• _Task description_
Pick every line from the data that holds the word "Document".

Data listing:
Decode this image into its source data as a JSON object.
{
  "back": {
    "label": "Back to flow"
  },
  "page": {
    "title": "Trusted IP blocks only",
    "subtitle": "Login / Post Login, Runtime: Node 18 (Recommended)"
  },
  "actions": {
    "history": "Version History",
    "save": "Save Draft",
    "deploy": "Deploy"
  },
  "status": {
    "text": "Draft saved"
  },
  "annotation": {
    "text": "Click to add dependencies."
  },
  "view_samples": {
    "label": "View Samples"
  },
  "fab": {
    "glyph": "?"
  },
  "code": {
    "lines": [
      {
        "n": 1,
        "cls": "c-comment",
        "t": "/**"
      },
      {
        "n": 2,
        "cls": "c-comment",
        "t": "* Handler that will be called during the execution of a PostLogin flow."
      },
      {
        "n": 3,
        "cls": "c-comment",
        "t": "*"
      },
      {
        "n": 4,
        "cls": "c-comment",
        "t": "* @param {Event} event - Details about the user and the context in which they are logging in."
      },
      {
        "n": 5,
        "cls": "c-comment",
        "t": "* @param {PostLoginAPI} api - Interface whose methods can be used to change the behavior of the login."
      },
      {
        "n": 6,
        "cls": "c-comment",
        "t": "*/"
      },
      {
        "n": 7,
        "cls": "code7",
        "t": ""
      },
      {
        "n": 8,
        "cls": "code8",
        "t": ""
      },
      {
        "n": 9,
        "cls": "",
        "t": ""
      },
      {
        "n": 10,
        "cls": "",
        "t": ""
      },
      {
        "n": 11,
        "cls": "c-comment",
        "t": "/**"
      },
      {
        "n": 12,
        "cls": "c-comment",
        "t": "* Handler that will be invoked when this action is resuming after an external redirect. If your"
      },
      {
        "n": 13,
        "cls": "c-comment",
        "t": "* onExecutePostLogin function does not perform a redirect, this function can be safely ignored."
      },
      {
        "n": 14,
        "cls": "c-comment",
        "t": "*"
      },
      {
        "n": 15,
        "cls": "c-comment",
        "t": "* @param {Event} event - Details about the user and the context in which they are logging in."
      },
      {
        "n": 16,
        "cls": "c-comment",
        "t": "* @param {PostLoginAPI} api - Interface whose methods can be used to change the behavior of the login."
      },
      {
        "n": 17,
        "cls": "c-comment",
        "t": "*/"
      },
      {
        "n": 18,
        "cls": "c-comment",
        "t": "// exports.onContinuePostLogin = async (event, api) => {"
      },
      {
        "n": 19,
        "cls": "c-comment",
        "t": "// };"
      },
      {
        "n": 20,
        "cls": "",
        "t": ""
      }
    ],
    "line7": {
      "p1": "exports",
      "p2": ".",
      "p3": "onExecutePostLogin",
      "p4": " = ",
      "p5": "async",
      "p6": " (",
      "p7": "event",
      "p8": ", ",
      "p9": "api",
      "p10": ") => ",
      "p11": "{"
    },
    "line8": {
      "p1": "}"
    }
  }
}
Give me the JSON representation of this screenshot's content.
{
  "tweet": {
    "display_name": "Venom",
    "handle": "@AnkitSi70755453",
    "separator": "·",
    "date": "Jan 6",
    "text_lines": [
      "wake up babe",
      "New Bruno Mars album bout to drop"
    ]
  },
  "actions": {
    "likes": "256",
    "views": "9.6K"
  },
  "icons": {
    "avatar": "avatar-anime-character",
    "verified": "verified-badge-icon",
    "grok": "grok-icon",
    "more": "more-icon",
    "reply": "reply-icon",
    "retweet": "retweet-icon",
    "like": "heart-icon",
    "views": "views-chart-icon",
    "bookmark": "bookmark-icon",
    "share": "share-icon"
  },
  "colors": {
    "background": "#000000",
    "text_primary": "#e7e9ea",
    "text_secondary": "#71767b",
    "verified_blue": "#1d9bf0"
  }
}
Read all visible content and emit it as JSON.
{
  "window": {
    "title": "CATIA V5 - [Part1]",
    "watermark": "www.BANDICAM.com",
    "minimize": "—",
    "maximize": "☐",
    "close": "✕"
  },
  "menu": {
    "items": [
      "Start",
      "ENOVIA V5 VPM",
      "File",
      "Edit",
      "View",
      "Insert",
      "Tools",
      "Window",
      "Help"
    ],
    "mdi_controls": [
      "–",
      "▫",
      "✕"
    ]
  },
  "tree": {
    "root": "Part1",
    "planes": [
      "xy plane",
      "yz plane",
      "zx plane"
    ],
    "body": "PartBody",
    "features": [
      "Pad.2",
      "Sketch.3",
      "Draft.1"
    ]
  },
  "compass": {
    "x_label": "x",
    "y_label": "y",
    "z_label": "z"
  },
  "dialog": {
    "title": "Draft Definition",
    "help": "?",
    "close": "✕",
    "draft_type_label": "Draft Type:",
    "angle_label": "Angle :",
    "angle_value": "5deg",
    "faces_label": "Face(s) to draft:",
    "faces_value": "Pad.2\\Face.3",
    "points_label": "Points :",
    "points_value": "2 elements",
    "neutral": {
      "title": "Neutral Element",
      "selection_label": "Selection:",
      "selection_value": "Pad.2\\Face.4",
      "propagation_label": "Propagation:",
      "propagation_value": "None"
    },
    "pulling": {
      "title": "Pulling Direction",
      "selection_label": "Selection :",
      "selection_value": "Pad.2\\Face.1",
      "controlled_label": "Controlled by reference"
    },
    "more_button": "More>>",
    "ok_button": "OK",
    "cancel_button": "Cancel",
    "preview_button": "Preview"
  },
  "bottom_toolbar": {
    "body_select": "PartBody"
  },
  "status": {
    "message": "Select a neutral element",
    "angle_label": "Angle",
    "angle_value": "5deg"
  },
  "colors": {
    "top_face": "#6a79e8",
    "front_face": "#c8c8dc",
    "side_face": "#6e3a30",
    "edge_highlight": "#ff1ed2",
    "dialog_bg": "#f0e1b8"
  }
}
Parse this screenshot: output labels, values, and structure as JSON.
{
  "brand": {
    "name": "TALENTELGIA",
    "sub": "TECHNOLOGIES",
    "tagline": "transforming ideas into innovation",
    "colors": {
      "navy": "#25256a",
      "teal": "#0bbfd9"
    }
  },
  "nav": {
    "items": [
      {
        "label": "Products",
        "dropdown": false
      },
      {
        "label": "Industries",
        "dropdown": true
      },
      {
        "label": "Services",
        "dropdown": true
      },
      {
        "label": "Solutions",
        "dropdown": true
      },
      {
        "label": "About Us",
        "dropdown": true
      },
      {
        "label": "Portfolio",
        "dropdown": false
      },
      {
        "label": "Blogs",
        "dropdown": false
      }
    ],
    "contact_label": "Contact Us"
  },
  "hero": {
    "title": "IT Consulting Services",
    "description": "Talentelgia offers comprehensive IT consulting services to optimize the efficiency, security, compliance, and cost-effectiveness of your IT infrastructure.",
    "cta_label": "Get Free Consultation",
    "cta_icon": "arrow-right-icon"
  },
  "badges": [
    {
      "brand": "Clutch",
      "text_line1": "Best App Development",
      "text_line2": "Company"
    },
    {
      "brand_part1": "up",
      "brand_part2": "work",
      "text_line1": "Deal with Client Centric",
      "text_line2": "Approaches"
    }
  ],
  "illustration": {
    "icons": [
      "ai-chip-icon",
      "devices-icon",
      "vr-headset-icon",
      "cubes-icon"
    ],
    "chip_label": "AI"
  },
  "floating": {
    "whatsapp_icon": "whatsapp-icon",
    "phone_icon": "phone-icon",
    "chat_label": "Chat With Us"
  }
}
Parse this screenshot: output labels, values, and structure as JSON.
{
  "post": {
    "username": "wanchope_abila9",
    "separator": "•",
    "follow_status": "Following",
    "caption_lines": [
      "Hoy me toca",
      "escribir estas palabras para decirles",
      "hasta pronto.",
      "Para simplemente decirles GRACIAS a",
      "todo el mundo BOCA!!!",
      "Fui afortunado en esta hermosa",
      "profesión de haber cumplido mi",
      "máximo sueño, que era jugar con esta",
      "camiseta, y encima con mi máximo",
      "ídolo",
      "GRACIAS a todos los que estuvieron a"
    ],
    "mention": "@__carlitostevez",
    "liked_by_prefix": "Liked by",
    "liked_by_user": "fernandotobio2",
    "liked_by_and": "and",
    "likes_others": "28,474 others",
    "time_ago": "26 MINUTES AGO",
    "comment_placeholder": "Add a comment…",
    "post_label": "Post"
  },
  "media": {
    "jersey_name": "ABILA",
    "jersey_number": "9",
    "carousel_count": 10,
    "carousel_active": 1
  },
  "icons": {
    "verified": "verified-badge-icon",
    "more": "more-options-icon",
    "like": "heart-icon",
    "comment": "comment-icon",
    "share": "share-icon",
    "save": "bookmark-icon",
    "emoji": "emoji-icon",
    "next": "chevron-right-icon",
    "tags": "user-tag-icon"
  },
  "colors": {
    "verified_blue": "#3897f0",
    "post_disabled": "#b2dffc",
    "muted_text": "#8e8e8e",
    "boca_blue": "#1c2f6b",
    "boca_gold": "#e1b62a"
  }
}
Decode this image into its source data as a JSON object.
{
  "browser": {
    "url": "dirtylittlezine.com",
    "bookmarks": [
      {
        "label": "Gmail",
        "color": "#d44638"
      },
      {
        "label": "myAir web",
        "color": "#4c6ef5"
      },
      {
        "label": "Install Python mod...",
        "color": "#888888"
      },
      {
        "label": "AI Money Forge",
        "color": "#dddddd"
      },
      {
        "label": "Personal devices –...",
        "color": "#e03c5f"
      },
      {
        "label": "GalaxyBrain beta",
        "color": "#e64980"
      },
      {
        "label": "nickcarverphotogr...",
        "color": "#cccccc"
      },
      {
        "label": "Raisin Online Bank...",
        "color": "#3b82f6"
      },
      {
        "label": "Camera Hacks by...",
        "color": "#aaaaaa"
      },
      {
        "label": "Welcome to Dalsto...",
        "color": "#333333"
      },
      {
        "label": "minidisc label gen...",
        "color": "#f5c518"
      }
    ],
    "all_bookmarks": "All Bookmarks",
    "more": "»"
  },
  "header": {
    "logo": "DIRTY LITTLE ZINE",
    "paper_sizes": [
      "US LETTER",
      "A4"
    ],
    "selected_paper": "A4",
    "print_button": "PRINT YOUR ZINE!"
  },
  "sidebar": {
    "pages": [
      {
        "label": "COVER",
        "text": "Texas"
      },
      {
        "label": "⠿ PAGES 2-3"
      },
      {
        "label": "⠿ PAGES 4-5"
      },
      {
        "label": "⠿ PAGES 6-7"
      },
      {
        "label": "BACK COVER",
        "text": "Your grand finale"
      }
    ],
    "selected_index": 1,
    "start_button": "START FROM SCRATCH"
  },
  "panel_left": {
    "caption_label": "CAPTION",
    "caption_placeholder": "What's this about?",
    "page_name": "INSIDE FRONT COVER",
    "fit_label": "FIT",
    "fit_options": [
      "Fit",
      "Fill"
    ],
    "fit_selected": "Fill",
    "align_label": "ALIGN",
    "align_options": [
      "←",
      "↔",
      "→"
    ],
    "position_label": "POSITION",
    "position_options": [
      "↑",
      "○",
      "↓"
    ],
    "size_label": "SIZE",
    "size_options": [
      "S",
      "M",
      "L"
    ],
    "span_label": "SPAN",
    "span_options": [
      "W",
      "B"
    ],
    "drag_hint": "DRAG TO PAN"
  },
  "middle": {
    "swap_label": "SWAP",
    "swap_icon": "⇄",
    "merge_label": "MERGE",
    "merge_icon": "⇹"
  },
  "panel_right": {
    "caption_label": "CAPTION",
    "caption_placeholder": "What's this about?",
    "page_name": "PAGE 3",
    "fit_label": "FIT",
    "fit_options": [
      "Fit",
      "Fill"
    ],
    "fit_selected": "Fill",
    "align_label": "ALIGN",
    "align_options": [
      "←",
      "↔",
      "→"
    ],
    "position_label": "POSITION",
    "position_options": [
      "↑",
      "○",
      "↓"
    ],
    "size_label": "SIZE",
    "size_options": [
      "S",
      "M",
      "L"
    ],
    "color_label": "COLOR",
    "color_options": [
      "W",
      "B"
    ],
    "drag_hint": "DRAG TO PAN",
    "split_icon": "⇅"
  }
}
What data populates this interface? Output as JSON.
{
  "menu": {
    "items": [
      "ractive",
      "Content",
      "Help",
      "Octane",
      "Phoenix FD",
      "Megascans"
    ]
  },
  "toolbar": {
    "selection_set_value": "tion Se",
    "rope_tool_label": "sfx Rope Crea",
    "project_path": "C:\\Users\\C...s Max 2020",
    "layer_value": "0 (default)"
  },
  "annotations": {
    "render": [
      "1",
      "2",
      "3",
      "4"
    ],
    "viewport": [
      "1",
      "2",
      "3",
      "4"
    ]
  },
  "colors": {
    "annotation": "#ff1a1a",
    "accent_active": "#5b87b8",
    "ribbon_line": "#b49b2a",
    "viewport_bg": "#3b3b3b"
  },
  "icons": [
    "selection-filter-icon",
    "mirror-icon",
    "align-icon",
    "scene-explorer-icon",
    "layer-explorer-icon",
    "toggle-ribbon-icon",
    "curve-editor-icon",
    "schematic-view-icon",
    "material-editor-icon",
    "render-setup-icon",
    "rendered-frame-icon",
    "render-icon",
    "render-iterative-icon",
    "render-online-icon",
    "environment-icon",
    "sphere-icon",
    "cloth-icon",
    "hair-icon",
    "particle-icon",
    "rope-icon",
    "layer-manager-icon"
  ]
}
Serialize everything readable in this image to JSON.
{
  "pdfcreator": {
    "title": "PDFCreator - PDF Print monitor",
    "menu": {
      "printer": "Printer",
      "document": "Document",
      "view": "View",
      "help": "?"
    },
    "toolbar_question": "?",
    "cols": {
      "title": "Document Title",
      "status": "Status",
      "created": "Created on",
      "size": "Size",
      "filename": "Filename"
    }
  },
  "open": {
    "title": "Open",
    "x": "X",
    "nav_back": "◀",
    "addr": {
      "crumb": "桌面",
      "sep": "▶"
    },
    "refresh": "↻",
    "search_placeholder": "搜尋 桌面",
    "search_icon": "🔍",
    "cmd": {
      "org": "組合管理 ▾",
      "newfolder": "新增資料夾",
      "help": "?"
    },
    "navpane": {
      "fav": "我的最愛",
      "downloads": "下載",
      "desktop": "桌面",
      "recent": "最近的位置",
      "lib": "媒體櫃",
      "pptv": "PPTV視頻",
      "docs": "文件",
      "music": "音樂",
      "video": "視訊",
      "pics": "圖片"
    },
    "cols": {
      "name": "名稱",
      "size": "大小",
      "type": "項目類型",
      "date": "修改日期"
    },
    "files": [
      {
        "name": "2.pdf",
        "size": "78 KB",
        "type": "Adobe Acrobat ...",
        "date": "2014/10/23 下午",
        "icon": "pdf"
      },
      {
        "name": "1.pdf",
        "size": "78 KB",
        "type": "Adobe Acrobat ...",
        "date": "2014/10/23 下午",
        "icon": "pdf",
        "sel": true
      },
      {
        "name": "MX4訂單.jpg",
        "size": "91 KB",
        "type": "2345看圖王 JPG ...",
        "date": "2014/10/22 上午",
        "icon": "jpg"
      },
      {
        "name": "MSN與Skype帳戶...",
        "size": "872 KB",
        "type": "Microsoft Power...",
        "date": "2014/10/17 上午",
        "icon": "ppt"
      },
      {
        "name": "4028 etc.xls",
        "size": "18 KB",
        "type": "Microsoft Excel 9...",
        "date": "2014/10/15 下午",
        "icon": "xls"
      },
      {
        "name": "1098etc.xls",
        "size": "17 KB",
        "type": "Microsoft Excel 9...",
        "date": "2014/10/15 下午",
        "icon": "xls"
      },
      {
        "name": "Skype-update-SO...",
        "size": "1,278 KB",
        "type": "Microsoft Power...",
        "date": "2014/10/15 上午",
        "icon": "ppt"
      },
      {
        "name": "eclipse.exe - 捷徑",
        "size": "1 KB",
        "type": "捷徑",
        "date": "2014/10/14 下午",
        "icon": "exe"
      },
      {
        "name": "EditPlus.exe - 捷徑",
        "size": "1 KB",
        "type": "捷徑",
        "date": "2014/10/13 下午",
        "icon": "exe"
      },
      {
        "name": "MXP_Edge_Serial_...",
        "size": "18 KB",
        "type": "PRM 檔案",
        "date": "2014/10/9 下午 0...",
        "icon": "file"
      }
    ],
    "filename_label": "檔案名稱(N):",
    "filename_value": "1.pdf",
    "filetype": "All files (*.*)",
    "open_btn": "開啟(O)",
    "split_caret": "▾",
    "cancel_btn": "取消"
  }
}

• _Response to this task_
      "document": "Document",
      "title": "Document Title",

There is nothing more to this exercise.